* SUPPLIED MATERIAL:
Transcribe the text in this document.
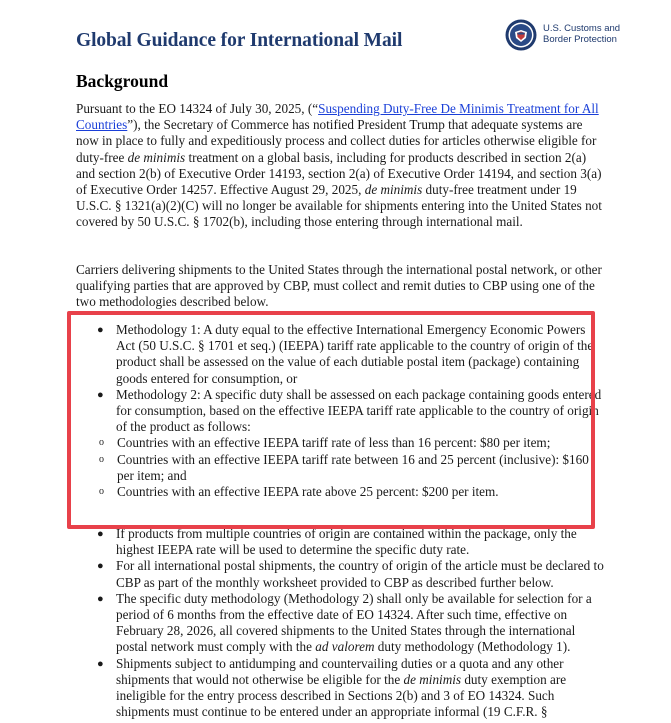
Global Guidance for International Mail
U.S. Customs and
Border Protection
Background

Pursuant to the EO 14324 of July 30, 2025, (“Suspending Duty-Free De Minimis Treatment for All Countries”), the Secretary of Commerce has notified President Trump that adequate systems are now in place to fully and expeditiously process and collect duties for articles otherwise eligible for duty-free de minimis treatment on a global basis, including for products described in section 2(a) and section 2(b) of Executive Order 14193, section 2(a) of Executive Order 14194, and section 3(a) of Executive Order 14257. Effective August 29, 2025, de minimis duty-free treatment under 19 U.S.C. § 1321(a)(2)(C) will no longer be available for shipments entering into the United States not covered by 50 U.S.C. § 1702(b), including those entering through international mail.

Carriers delivering shipments to the United States through the international postal network, or other qualifying parties that are approved by CBP, must collect and remit duties to CBP using one of the two methodologies described below.

● Methodology 1: A duty equal to the effective International Emergency Economic Powers Act (50 U.S.C. § 1701 et seq.) (IEEPA) tariff rate applicable to the country of origin of the product shall be assessed on the value of each dutiable postal item (package) containing goods entered for consumption, or
● Methodology 2: A specific duty shall be assessed on each package containing goods entered for consumption, based on the effective IEEPA tariff rate applicable to the country of origin of the product as follows:
o Countries with an effective IEEPA tariff rate of less than 16 percent: $80 per item;
o Countries with an effective IEEPA tariff rate between 16 and 25 percent (inclusive): $160 per item; and
o Countries with an effective IEEPA rate above 25 percent: $200 per item.
● If products from multiple countries of origin are contained within the package, only the highest IEEPA rate will be used to determine the specific duty rate.
● For all international postal shipments, the country of origin of the article must be declared to CBP as part of the monthly worksheet provided to CBP as described further below.
● The specific duty methodology (Methodology 2) shall only be available for selection for a period of 6 months from the effective date of EO 14324. After such time, effective on February 28, 2026, all covered shipments to the United States through the international postal network must comply with the ad valorem duty methodology (Methodology 1).
● Shipments subject to antidumping and countervailing duties or a quota and any other shipments that would not otherwise be eligible for the de minimis duty exemption are ineligible for the entry process described in Sections 2(b) and 3 of EO 14324. Such shipments must continue to be entered under an appropriate informal (19 C.F.R. §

* BRIEF: Copy out all the data without changing anything, and drop the pictures.

* EXERCISE OUTPUT:
Transcribe the text in this document.
Global Guidance for International Mail
U.S. Customs and
Border Protection
Background

Pursuant to the EO 14324 of July 30, 2025, (“Suspending Duty-Free De Minimis Treatment for All Countries”), the Secretary of Commerce has notified President Trump that adequate systems are now in place to fully and expeditiously process and collect duties for articles otherwise eligible for duty-free de minimis treatment on a global basis, including for products described in section 2(a) and section 2(b) of Executive Order 14193, section 2(a) of Executive Order 14194, and section 3(a) of Executive Order 14257. Effective August 29, 2025, de minimis duty-free treatment under 19 U.S.C. § 1321(a)(2)(C) will no longer be available for shipments entering into the United States not covered by 50 U.S.C. § 1702(b), including those entering through international mail.

Carriers delivering shipments to the United States through the international postal network, or other qualifying parties that are approved by CBP, must collect and remit duties to CBP using one of the two methodologies described below.

● Methodology 1: A duty equal to the effective International Emergency Economic Powers Act (50 U.S.C. § 1701 et seq.) (IEEPA) tariff rate applicable to the country of origin of the product shall be assessed on the value of each dutiable postal item (package) containing goods entered for consumption, or
● Methodology 2: A specific duty shall be assessed on each package containing goods entered for consumption, based on the effective IEEPA tariff rate applicable to the country of origin of the product as follows:
o Countries with an effective IEEPA tariff rate of less than 16 percent: $80 per item;
o Countries with an effective IEEPA tariff rate between 16 and 25 percent (inclusive): $160 per item; and
o Countries with an effective IEEPA rate above 25 percent: $200 per item.
● If products from multiple countries of origin are contained within the package, only the highest IEEPA rate will be used to determine the specific duty rate.
● For all international postal shipments, the country of origin of the article must be declared to CBP as part of the monthly worksheet provided to CBP as described further below.
● The specific duty methodology (Methodology 2) shall only be available for selection for a period of 6 months from the effective date of EO 14324. After such time, effective on February 28, 2026, all covered shipments to the United States through the international postal network must comply with the ad valorem duty methodology (Methodology 1).
● Shipments subject to antidumping and countervailing duties or a quota and any other shipments that would not otherwise be eligible for the de minimis duty exemption are ineligible for the entry process described in Sections 2(b) and 3 of EO 14324. Such shipments must continue to be entered under an appropriate informal (19 C.F.R. §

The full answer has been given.